--- Begin EXCERPTED DATA ---
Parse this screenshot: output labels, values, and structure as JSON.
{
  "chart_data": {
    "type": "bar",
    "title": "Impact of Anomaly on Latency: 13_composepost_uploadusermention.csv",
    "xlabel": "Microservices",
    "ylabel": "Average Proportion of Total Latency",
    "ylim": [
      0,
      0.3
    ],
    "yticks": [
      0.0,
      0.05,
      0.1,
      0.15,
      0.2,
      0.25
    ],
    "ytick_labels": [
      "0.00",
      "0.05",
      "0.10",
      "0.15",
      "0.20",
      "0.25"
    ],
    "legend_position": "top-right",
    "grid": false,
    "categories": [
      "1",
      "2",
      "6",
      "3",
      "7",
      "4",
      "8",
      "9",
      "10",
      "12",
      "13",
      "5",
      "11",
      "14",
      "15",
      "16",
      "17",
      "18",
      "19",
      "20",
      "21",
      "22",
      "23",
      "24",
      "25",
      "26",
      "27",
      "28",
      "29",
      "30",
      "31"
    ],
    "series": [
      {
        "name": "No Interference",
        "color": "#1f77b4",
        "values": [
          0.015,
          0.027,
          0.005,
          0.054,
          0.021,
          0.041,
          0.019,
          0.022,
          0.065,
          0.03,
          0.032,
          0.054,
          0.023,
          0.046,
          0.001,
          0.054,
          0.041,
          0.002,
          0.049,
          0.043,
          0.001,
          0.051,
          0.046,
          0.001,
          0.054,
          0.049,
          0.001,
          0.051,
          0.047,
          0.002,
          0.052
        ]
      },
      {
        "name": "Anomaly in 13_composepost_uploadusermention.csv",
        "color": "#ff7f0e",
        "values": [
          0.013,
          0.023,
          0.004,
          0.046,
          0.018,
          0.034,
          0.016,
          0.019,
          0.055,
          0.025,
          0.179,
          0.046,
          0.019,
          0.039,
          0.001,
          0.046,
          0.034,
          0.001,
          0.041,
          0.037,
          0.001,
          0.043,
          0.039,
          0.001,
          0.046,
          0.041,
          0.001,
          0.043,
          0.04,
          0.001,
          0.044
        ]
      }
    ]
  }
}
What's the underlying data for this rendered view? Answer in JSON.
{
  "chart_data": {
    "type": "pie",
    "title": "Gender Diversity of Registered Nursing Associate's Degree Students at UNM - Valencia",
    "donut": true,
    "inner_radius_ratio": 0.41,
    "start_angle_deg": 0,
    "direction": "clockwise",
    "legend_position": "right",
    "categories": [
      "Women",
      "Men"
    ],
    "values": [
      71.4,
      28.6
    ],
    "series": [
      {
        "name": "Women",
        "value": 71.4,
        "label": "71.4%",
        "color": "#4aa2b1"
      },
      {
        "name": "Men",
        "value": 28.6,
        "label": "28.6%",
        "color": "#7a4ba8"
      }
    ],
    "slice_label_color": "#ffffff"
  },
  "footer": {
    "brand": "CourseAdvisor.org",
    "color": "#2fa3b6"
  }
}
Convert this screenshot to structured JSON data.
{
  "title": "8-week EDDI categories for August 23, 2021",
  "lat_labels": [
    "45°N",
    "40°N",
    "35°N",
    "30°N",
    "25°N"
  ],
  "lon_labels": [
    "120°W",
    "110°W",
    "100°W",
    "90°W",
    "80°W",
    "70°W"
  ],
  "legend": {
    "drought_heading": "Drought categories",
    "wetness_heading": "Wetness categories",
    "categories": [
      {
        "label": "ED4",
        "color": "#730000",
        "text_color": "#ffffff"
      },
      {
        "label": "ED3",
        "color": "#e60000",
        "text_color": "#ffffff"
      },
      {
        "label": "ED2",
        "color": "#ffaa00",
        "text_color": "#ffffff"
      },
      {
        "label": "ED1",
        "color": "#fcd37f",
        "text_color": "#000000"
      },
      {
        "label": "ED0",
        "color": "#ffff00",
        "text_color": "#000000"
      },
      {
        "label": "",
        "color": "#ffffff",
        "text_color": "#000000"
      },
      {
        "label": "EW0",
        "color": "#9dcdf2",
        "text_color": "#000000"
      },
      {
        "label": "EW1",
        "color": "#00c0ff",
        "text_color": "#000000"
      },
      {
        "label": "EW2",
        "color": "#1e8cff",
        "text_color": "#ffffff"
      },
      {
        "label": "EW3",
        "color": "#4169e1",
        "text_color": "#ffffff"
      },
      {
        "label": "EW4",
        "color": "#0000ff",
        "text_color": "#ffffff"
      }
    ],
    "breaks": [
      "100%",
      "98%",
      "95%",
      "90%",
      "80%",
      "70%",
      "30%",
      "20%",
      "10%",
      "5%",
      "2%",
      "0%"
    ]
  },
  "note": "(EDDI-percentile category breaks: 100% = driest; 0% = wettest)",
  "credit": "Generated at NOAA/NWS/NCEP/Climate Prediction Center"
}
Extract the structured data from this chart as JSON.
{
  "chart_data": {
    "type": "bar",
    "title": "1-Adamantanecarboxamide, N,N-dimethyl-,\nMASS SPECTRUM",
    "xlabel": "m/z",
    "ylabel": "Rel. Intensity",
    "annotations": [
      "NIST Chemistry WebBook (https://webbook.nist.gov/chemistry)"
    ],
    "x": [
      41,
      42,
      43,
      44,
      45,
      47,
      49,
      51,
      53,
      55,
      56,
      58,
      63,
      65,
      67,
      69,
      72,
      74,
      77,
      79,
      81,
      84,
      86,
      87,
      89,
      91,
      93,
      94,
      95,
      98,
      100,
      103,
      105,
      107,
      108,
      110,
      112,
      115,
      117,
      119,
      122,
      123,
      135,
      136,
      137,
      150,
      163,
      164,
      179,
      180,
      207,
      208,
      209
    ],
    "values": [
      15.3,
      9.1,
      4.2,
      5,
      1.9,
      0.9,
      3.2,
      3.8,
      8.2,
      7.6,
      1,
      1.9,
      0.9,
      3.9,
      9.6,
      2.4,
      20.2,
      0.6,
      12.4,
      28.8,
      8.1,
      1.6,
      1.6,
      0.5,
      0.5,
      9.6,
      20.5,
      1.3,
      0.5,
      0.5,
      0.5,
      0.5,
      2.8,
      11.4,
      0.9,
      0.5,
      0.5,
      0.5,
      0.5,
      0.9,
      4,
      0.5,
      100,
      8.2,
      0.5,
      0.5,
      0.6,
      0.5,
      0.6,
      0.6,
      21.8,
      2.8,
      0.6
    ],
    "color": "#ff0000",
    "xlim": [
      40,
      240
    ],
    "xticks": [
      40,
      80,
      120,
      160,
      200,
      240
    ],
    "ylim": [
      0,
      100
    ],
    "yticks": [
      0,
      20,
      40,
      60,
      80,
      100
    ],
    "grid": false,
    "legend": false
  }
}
--- End EXCERPTED DATA ---
EXERCISE TASK
Repeat only the stretch of lines that begins at the line containing "Extract the structured" and ends at the last line above, both included.

FINISHED EXERCISE
Extract the structured data from this chart as JSON.
{
  "chart_data": {
    "type": "bar",
    "title": "1-Adamantanecarboxamide, N,N-dimethyl-,\nMASS SPECTRUM",
    "xlabel": "m/z",
    "ylabel": "Rel. Intensity",
    "annotations": [
      "NIST Chemistry WebBook (https://webbook.nist.gov/chemistry)"
    ],
    "x": [
      41,
      42,
      43,
      44,
      45,
      47,
      49,
      51,
      53,
      55,
      56,
      58,
      63,
      65,
      67,
      69,
      72,
      74,
      77,
      79,
      81,
      84,
      86,
      87,
      89,
      91,
      93,
      94,
      95,
      98,
      100,
      103,
      105,
      107,
      108,
      110,
      112,
      115,
      117,
      119,
      122,
      123,
      135,
      136,
      137,
      150,
      163,
      164,
      179,
      180,
      207,
      208,
      209
    ],
    "values": [
      15.3,
      9.1,
      4.2,
      5,
      1.9,
      0.9,
      3.2,
      3.8,
      8.2,
      7.6,
      1,
      1.9,
      0.9,
      3.9,
      9.6,
      2.4,
      20.2,
      0.6,
      12.4,
      28.8,
      8.1,
      1.6,
      1.6,
      0.5,
      0.5,
      9.6,
      20.5,
      1.3,
      0.5,
      0.5,
      0.5,
      0.5,
      2.8,
      11.4,
      0.9,
      0.5,
      0.5,
      0.5,
      0.5,
      0.9,
      4,
      0.5,
      100,
      8.2,
      0.5,
      0.5,
      0.6,
      0.5,
      0.6,
      0.6,
      21.8,
      2.8,
      0.6
    ],
    "color": "#ff0000",
    "xlim": [
      40,
      240
    ],
    "xticks": [
      40,
      80,
      120,
      160,
      200,
      240
    ],
    "ylim": [
      0,
      100
    ],
    "yticks": [
      0,
      20,
      40,
      60,
      80,
      100
    ],
    "grid": false,
    "legend": false
  }
}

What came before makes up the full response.